It is required that all of the data be written out exactly.

[BEGIN RECORD SET]

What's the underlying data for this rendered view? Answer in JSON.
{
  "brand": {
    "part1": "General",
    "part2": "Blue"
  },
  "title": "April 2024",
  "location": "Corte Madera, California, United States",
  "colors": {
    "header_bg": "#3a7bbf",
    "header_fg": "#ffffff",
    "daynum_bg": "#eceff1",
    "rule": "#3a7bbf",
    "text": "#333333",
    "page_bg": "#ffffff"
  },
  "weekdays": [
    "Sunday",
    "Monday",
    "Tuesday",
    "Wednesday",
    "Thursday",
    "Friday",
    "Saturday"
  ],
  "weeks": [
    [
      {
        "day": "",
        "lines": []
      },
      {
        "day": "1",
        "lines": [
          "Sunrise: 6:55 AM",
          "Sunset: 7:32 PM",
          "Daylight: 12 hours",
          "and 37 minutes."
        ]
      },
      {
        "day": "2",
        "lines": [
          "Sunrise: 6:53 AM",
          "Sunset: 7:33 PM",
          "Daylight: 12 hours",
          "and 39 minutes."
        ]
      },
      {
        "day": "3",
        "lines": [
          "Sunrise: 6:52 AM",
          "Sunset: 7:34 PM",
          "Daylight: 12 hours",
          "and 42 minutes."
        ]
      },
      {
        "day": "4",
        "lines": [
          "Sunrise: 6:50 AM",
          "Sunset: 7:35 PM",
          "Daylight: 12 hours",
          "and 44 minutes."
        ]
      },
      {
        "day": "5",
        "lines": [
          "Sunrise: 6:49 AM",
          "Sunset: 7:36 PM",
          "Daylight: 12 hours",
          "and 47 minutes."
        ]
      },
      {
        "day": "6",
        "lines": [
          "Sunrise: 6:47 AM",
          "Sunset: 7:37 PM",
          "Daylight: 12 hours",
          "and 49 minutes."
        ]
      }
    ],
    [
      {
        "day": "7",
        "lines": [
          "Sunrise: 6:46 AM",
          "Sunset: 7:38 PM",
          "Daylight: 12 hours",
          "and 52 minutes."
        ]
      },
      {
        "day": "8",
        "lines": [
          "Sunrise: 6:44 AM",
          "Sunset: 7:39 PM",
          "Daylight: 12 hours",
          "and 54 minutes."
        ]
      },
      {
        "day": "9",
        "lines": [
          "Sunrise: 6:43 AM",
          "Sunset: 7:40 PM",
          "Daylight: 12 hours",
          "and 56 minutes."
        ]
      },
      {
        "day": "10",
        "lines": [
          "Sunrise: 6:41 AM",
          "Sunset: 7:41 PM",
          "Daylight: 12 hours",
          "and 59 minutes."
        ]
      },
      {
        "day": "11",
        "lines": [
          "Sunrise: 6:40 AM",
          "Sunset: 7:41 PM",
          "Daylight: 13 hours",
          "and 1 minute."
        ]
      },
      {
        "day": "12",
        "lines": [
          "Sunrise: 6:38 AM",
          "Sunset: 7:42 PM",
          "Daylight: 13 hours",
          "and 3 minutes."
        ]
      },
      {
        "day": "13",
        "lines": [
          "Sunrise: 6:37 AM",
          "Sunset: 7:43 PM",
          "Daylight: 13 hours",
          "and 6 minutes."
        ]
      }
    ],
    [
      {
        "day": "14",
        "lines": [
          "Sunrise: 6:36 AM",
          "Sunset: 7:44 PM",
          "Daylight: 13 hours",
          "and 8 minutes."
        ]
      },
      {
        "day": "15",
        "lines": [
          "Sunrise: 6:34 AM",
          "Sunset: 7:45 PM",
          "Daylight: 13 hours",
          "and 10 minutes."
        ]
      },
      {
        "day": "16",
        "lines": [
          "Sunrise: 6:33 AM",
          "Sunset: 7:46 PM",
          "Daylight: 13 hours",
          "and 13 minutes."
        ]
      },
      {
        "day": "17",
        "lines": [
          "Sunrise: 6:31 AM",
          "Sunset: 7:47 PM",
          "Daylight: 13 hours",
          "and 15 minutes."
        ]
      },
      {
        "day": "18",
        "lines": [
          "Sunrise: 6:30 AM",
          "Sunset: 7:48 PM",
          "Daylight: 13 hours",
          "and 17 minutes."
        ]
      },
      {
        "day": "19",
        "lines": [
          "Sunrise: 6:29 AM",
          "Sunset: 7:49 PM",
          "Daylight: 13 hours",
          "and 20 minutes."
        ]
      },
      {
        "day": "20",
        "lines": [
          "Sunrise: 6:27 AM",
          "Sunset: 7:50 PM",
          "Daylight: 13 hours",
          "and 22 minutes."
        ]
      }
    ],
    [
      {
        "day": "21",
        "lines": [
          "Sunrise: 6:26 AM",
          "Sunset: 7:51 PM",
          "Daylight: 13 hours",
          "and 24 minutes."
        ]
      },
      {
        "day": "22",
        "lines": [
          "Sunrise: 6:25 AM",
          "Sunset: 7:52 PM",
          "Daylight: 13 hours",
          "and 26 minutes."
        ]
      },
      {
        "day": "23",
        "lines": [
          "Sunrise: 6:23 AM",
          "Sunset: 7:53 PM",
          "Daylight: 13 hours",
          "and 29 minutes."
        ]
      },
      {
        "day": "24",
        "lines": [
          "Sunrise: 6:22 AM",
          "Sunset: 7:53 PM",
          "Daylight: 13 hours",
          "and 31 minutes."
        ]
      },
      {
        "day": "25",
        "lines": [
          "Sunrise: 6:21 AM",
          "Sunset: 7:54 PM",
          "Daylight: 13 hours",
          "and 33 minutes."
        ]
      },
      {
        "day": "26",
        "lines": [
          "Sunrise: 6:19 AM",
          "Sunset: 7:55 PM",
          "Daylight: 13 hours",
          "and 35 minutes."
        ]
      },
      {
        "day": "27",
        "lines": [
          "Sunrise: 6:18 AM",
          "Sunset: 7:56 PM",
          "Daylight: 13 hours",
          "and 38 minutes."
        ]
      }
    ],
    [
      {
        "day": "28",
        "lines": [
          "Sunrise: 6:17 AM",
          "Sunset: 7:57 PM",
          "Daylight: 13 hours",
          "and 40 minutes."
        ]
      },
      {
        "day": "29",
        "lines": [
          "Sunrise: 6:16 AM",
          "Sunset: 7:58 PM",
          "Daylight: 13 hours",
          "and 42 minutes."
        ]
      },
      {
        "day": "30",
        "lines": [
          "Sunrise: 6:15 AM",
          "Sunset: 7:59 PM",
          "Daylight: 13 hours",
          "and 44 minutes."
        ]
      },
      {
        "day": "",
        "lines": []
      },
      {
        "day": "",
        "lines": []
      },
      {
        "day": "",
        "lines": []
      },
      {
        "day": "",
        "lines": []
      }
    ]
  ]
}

[END RECORD SET]

[RESULT BELOW]
What's the underlying data for this rendered view? Answer in JSON.
{
  "brand": {
    "part1": "General",
    "part2": "Blue"
  },
  "title": "April 2024",
  "location": "Corte Madera, California, United States",
  "colors": {
    "header_bg": "#3a7bbf",
    "header_fg": "#ffffff",
    "daynum_bg": "#eceff1",
    "rule": "#3a7bbf",
    "text": "#333333",
    "page_bg": "#ffffff"
  },
  "weekdays": [
    "Sunday",
    "Monday",
    "Tuesday",
    "Wednesday",
    "Thursday",
    "Friday",
    "Saturday"
  ],
  "weeks": [
    [
      {
        "day": "",
        "lines": []
      },
      {
        "day": "1",
        "lines": [
          "Sunrise: 6:55 AM",
          "Sunset: 7:32 PM",
          "Daylight: 12 hours",
          "and 37 minutes."
        ]
      },
      {
        "day": "2",
        "lines": [
          "Sunrise: 6:53 AM",
          "Sunset: 7:33 PM",
          "Daylight: 12 hours",
          "and 39 minutes."
        ]
      },
      {
        "day": "3",
        "lines": [
          "Sunrise: 6:52 AM",
          "Sunset: 7:34 PM",
          "Daylight: 12 hours",
          "and 42 minutes."
        ]
      },
      {
        "day": "4",
        "lines": [
          "Sunrise: 6:50 AM",
          "Sunset: 7:35 PM",
          "Daylight: 12 hours",
          "and 44 minutes."
        ]
      },
      {
        "day": "5",
        "lines": [
          "Sunrise: 6:49 AM",
          "Sunset: 7:36 PM",
          "Daylight: 12 hours",
          "and 47 minutes."
        ]
      },
      {
        "day": "6",
        "lines": [
          "Sunrise: 6:47 AM",
          "Sunset: 7:37 PM",
          "Daylight: 12 hours",
          "and 49 minutes."
        ]
      }
    ],
    [
      {
        "day": "7",
        "lines": [
          "Sunrise: 6:46 AM",
          "Sunset: 7:38 PM",
          "Daylight: 12 hours",
          "and 52 minutes."
        ]
      },
      {
        "day": "8",
        "lines": [
          "Sunrise: 6:44 AM",
          "Sunset: 7:39 PM",
          "Daylight: 12 hours",
          "and 54 minutes."
        ]
      },
      {
        "day": "9",
        "lines": [
          "Sunrise: 6:43 AM",
          "Sunset: 7:40 PM",
          "Daylight: 12 hours",
          "and 56 minutes."
        ]
      },
      {
        "day": "10",
        "lines": [
          "Sunrise: 6:41 AM",
          "Sunset: 7:41 PM",
          "Daylight: 12 hours",
          "and 59 minutes."
        ]
      },
      {
        "day": "11",
        "lines": [
          "Sunrise: 6:40 AM",
          "Sunset: 7:41 PM",
          "Daylight: 13 hours",
          "and 1 minute."
        ]
      },
      {
        "day": "12",
        "lines": [
          "Sunrise: 6:38 AM",
          "Sunset: 7:42 PM",
          "Daylight: 13 hours",
          "and 3 minutes."
        ]
      },
      {
        "day": "13",
        "lines": [
          "Sunrise: 6:37 AM",
          "Sunset: 7:43 PM",
          "Daylight: 13 hours",
          "and 6 minutes."
        ]
      }
    ],
    [
      {
        "day": "14",
        "lines": [
          "Sunrise: 6:36 AM",
          "Sunset: 7:44 PM",
          "Daylight: 13 hours",
          "and 8 minutes."
        ]
      },
      {
        "day": "15",
        "lines": [
          "Sunrise: 6:34 AM",
          "Sunset: 7:45 PM",
          "Daylight: 13 hours",
          "and 10 minutes."
        ]
      },
      {
        "day": "16",
        "lines": [
          "Sunrise: 6:33 AM",
          "Sunset: 7:46 PM",
          "Daylight: 13 hours",
          "and 13 minutes."
        ]
      },
      {
        "day": "17",
        "lines": [
          "Sunrise: 6:31 AM",
          "Sunset: 7:47 PM",
          "Daylight: 13 hours",
          "and 15 minutes."
        ]
      },
      {
        "day": "18",
        "lines": [
          "Sunrise: 6:30 AM",
          "Sunset: 7:48 PM",
          "Daylight: 13 hours",
          "and 17 minutes."
        ]
      },
      {
        "day": "19",
        "lines": [
          "Sunrise: 6:29 AM",
          "Sunset: 7:49 PM",
          "Daylight: 13 hours",
          "and 20 minutes."
        ]
      },
      {
        "day": "20",
        "lines": [
          "Sunrise: 6:27 AM",
          "Sunset: 7:50 PM",
          "Daylight: 13 hours",
          "and 22 minutes."
        ]
      }
    ],
    [
      {
        "day": "21",
        "lines": [
          "Sunrise: 6:26 AM",
          "Sunset: 7:51 PM",
          "Daylight: 13 hours",
          "and 24 minutes."
        ]
      },
      {
        "day": "22",
        "lines": [
          "Sunrise: 6:25 AM",
          "Sunset: 7:52 PM",
          "Daylight: 13 hours",
          "and 26 minutes."
        ]
      },
      {
        "day": "23",
        "lines": [
          "Sunrise: 6:23 AM",
          "Sunset: 7:53 PM",
          "Daylight: 13 hours",
          "and 29 minutes."
        ]
      },
      {
        "day": "24",
        "lines": [
          "Sunrise: 6:22 AM",
          "Sunset: 7:53 PM",
          "Daylight: 13 hours",
          "and 31 minutes."
        ]
      },
      {
        "day": "25",
        "lines": [
          "Sunrise: 6:21 AM",
          "Sunset: 7:54 PM",
          "Daylight: 13 hours",
          "and 33 minutes."
        ]
      },
      {
        "day": "26",
        "lines": [
          "Sunrise: 6:19 AM",
          "Sunset: 7:55 PM",
          "Daylight: 13 hours",
          "and 35 minutes."
        ]
      },
      {
        "day": "27",
        "lines": [
          "Sunrise: 6:18 AM",
          "Sunset: 7:56 PM",
          "Daylight: 13 hours",
          "and 38 minutes."
        ]
      }
    ],
    [
      {
        "day": "28",
        "lines": [
          "Sunrise: 6:17 AM",
          "Sunset: 7:57 PM",
          "Daylight: 13 hours",
          "and 40 minutes."
        ]
      },
      {
        "day": "29",
        "lines": [
          "Sunrise: 6:16 AM",
          "Sunset: 7:58 PM",
          "Daylight: 13 hours",
          "and 42 minutes."
        ]
      },
      {
        "day": "30",
        "lines": [
          "Sunrise: 6:15 AM",
          "Sunset: 7:59 PM",
          "Daylight: 13 hours",
          "and 44 minutes."
        ]
      },
      {
        "day": "",
        "lines": []
      },
      {
        "day": "",
        "lines": []
      },
      {
        "day": "",
        "lines": []
      },
      {
        "day": "",
        "lines": []
      }
    ]
  ]
}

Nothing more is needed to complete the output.